* **LIST OF TASKS**:
1 – In the XRD passage, reproduce the text starting at "First, all the" and ending at "surface is high.".
2 – According to the XRD passage, which JCPDS card do the black labeled diffraction peaks correspond to?
3 – Extend the passage on the CeO2/TiO2 XRD pattern, picking up after its final sentence.
-- begin SELECTED EXTRACT --
Fig. 1 shows the XRD pattern of flower-like CeO2/TiO2 heterostructure.

First, all the observed black labeled diffraction peaks in the XRD pattern
can well correspond to the anatase TiO2 structure (JCPDS Card #21-
1272). The XRD pattern shows diffraction peaks on the (1 0 1), (0 0 4),
(2 0 0), (1 0 5), (2 2 0), and (2 1 5) crystal surfaces of TiO2 in the
heterostructure, and the crystallinity of (1 0 1) crystal surface is high.
Second, the red mark in the XRD shows obvious diffraction peaks on
the (1 1 1), (2 0 0), (2 2 0), (2 2 2), (3 3 1), and (4 2 0) crystal surfaces of
CeO2 in the heterostructure. Among them, all the red mark diffraction
peaks observed in the XRD can well correspond to the pure cubic
structure of CeO2 (JCPDS Card #34-0394). At the same time, the
diffraction peaks of other species were not detected in the pattern,
indicating the successful preparation of the CeO2/TiO2 heterostructure.
-- end SELECTED EXTRACT --
-- begin MATERIAL SHOWN --
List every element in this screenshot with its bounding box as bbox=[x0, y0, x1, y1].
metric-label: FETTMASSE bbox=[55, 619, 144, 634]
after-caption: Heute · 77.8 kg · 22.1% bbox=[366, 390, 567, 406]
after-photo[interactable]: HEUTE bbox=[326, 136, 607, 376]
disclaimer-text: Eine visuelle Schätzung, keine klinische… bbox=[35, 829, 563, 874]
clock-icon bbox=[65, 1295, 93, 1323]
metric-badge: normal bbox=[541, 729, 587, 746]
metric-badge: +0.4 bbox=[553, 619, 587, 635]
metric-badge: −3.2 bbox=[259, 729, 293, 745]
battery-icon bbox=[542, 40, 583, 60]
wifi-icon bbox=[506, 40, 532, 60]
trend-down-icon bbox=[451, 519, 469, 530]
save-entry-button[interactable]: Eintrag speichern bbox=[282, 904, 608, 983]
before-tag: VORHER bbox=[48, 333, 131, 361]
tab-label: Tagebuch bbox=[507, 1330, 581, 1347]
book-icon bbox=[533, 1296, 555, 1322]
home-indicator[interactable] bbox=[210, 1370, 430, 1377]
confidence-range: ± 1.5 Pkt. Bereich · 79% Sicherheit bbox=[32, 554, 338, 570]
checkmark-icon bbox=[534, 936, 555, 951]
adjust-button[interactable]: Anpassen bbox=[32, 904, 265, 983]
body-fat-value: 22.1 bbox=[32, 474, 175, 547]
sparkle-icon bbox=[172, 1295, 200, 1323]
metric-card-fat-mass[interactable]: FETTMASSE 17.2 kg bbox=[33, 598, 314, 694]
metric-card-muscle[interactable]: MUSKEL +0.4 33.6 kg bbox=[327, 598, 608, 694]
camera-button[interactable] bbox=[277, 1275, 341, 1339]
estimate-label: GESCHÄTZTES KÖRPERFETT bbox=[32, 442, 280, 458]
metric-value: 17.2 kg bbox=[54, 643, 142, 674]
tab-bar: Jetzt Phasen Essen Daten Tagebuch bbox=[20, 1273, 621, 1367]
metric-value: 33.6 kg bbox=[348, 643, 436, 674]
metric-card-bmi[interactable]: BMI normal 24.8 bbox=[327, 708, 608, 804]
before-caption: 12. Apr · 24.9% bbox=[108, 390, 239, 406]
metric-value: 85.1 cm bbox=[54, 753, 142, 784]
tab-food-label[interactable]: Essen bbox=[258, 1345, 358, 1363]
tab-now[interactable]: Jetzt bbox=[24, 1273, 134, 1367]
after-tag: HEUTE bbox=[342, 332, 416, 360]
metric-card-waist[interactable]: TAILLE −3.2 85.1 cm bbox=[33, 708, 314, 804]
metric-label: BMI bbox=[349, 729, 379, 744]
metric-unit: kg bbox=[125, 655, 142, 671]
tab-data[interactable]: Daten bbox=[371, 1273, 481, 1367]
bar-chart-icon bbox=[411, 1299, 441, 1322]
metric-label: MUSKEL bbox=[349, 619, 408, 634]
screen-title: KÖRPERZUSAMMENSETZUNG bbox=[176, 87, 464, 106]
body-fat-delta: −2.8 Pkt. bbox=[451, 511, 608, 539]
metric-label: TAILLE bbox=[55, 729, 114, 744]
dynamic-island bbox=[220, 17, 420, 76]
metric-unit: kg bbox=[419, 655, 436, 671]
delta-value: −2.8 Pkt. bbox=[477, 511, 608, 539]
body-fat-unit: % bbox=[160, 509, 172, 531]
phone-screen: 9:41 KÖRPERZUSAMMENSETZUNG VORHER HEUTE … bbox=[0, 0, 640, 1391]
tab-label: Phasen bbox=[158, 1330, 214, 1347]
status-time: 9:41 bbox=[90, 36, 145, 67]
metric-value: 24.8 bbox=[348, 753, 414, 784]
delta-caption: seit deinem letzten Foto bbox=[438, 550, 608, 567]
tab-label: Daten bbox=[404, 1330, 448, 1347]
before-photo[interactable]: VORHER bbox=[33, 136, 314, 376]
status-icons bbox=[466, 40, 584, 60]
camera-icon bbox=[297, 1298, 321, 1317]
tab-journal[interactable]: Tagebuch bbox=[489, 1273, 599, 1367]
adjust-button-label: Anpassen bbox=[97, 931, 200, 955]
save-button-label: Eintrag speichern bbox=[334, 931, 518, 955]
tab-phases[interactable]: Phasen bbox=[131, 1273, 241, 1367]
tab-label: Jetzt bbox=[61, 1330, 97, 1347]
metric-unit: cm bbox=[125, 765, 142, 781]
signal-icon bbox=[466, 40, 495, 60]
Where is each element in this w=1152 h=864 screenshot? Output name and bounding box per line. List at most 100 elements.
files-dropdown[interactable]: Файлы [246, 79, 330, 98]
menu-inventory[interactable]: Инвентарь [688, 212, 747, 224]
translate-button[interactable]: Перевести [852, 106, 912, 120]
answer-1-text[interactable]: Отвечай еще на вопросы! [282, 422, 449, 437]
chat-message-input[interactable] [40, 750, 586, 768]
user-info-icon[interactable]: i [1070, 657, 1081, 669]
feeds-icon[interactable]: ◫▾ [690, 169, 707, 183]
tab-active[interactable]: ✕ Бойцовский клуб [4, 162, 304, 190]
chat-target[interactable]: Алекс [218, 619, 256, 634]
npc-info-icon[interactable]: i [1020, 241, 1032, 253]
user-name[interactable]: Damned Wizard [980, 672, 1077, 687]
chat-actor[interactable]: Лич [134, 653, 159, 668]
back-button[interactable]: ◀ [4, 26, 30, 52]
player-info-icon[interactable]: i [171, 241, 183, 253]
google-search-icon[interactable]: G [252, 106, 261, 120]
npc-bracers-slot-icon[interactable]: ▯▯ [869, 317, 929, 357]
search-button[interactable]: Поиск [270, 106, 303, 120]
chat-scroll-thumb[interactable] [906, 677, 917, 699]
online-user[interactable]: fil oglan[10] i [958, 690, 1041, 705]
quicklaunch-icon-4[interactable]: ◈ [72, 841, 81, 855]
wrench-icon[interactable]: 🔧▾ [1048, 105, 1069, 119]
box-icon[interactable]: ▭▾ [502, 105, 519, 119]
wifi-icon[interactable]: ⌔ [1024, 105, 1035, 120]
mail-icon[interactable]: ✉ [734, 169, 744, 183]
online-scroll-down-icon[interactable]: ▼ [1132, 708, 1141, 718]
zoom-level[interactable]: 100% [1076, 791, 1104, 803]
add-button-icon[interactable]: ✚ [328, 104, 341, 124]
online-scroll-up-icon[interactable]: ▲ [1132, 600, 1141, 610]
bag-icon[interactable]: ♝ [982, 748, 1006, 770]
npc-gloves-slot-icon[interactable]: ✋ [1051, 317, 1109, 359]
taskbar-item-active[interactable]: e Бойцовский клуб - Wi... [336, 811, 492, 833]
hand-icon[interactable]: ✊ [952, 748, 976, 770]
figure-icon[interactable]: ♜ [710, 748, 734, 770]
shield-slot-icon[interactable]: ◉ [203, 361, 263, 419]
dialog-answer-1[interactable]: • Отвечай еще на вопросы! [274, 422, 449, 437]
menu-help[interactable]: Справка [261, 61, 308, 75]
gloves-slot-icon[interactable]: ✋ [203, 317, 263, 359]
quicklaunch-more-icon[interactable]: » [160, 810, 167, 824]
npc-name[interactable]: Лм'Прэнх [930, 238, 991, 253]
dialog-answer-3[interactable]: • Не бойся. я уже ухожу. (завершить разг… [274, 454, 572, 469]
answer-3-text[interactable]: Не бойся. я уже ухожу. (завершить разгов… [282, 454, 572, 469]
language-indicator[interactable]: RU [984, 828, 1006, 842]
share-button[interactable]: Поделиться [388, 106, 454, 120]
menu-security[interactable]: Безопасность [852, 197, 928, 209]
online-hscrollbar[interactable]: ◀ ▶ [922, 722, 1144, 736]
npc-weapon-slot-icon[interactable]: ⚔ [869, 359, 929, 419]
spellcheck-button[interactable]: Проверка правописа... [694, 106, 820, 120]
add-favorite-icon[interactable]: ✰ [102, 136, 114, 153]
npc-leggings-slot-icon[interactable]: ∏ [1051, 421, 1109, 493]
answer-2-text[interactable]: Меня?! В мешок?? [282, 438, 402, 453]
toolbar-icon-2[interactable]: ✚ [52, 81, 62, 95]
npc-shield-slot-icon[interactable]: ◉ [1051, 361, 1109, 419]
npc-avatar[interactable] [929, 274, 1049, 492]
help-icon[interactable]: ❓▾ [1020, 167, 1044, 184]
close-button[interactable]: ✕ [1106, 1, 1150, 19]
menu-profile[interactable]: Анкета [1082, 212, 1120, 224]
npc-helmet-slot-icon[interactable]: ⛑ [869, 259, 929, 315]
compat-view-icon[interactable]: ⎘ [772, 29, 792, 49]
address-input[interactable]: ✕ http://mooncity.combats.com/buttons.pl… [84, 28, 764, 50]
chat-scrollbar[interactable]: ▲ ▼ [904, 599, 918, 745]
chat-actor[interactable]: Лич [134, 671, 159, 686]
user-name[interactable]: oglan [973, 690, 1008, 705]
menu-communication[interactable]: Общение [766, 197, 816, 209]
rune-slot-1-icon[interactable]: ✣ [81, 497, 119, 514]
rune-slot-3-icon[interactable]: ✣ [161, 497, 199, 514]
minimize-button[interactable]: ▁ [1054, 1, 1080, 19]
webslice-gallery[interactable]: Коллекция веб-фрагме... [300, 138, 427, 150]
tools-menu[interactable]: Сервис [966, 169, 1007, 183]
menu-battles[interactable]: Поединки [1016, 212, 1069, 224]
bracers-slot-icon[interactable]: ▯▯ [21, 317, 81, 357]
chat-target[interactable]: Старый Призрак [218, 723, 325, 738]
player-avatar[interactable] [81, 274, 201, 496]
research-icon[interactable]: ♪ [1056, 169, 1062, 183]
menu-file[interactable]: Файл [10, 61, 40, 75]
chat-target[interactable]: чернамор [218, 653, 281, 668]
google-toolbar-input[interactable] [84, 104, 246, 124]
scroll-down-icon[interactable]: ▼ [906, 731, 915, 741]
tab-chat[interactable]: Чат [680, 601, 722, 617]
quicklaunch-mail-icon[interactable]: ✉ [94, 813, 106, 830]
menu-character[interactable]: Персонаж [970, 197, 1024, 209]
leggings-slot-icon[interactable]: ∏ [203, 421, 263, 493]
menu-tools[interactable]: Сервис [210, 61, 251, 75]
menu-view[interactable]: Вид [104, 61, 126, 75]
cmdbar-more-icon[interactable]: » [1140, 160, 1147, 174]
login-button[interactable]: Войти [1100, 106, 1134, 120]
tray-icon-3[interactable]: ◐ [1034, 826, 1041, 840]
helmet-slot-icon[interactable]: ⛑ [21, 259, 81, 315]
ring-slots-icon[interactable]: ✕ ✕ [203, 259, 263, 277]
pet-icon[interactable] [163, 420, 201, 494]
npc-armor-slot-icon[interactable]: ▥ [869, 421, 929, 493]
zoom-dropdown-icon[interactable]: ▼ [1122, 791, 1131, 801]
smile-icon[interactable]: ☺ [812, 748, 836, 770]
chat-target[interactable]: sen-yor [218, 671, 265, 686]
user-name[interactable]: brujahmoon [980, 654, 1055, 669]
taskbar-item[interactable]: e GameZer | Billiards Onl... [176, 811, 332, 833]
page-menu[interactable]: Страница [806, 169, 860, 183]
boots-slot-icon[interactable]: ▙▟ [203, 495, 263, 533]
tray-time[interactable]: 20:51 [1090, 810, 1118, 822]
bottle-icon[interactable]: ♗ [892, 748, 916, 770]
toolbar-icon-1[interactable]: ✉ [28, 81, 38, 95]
-- end MATERIAL SHOWN --
* **RESPONSES**:
1 –
First, all the observed black labeled diffraction peaks in the XRD pattern
can well correspond to the anatase TiO2 structure (JCPDS Card #21-
1272). The XRD pattern shows diffraction peaks on the (1 0 1), (0 0 4),
(2 0 0), (1 0 5), (2 2 0), and (2 1 5) crystal surfaces of TiO2 in the
heterostructure, and the crystallinity of (1 0 1) crystal surface is high.

2 – JCPDS Card #21-1272

3 –
Fan et al. [16] reported that the crystallinity of
CeO2/TiO2 heterostructure is lower than that of single-phase TiO2,
which may be attributed to the lattice distortion caused by the
difference of lattice parameters between CeO2 and TiO2 crystal.
Moreover, the peak of CeO2 in Fig. 1 is not as sharp and high as that of
TiO2, indicating that the crystallinity of CeO2 is not as good as that of
TiO2, thus supporting the research results of Meng et al. [16].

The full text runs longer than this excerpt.